↓↓↓

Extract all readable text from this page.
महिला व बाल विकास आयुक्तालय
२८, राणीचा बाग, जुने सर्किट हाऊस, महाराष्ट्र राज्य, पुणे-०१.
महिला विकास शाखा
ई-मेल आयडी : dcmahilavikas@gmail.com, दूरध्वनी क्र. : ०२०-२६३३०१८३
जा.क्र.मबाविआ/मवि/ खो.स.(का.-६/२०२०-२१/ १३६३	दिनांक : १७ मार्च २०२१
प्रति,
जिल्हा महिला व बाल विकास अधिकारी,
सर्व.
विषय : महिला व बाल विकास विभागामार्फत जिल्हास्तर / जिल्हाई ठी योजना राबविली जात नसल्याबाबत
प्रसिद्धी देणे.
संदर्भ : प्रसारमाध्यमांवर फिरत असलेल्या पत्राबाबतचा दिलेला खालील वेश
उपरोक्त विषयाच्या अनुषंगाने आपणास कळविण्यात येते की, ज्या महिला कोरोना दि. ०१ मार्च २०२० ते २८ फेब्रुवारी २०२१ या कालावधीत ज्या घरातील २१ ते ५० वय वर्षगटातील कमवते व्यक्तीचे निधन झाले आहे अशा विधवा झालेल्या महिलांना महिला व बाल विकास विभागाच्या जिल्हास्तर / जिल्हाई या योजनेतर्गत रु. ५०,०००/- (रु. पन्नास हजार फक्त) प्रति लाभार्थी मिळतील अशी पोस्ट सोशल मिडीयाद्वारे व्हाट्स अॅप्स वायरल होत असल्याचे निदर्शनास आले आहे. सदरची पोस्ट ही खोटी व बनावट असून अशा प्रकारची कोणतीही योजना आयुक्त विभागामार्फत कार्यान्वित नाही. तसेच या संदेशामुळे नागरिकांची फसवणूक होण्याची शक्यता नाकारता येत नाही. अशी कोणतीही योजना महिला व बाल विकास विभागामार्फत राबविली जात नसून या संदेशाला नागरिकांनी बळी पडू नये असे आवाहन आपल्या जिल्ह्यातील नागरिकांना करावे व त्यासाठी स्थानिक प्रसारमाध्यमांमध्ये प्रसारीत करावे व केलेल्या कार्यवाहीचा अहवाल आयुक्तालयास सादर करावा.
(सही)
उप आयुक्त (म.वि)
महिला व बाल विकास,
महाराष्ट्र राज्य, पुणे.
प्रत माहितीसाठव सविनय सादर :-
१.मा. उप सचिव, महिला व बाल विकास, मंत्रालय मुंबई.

↑↑↑

§ **Written exercise**: From the data above, extract every line in its exact form.

§ **Full output**:
Extract all readable text from this page.
महिला व बाल विकास आयुक्तालय
२८, राणीचा बाग, जुने सर्किट हाऊस, महाराष्ट्र राज्य, पुणे-०१.
महिला विकास शाखा
ई-मेल आयडी : dcmahilavikas@gmail.com, दूरध्वनी क्र. : ०२०-२६३३०१८३
जा.क्र.मबाविआ/मवि/ खो.स.(का.-६/२०२०-२१/ १३६३	दिनांक : १७ मार्च २०२१
प्रति,
जिल्हा महिला व बाल विकास अधिकारी,
सर्व.
विषय : महिला व बाल विकास विभागामार्फत जिल्हास्तर / जिल्हाई ठी योजना राबविली जात नसल्याबाबत
प्रसिद्धी देणे.
संदर्भ : प्रसारमाध्यमांवर फिरत असलेल्या पत्राबाबतचा दिलेला खालील वेश
उपरोक्त विषयाच्या अनुषंगाने आपणास कळविण्यात येते की, ज्या महिला कोरोना दि. ०१ मार्च २०२० ते २८ फेब्रुवारी २०२१ या कालावधीत ज्या घरातील २१ ते ५० वय वर्षगटातील कमवते व्यक्तीचे निधन झाले आहे अशा विधवा झालेल्या महिलांना महिला व बाल विकास विभागाच्या जिल्हास्तर / जिल्हाई या योजनेतर्गत रु. ५०,०००/- (रु. पन्नास हजार फक्त) प्रति लाभार्थी मिळतील अशी पोस्ट सोशल मिडीयाद्वारे व्हाट्स अॅप्स वायरल होत असल्याचे निदर्शनास आले आहे. सदरची पोस्ट ही खोटी व बनावट असून अशा प्रकारची कोणतीही योजना आयुक्त विभागामार्फत कार्यान्वित नाही. तसेच या संदेशामुळे नागरिकांची फसवणूक होण्याची शक्यता नाकारता येत नाही. अशी कोणतीही योजना महिला व बाल विकास विभागामार्फत राबविली जात नसून या संदेशाला नागरिकांनी बळी पडू नये असे आवाहन आपल्या जिल्ह्यातील नागरिकांना करावे व त्यासाठी स्थानिक प्रसारमाध्यमांमध्ये प्रसारीत करावे व केलेल्या कार्यवाहीचा अहवाल आयुक्तालयास सादर करावा.
(सही)
उप आयुक्त (म.वि)
महिला व बाल विकास,
महाराष्ट्र राज्य, पुणे.
प्रत माहितीसाठव सविनय सादर :-
१.मा. उप सचिव, महिला व बाल विकास, मंत्रालय मुंबई.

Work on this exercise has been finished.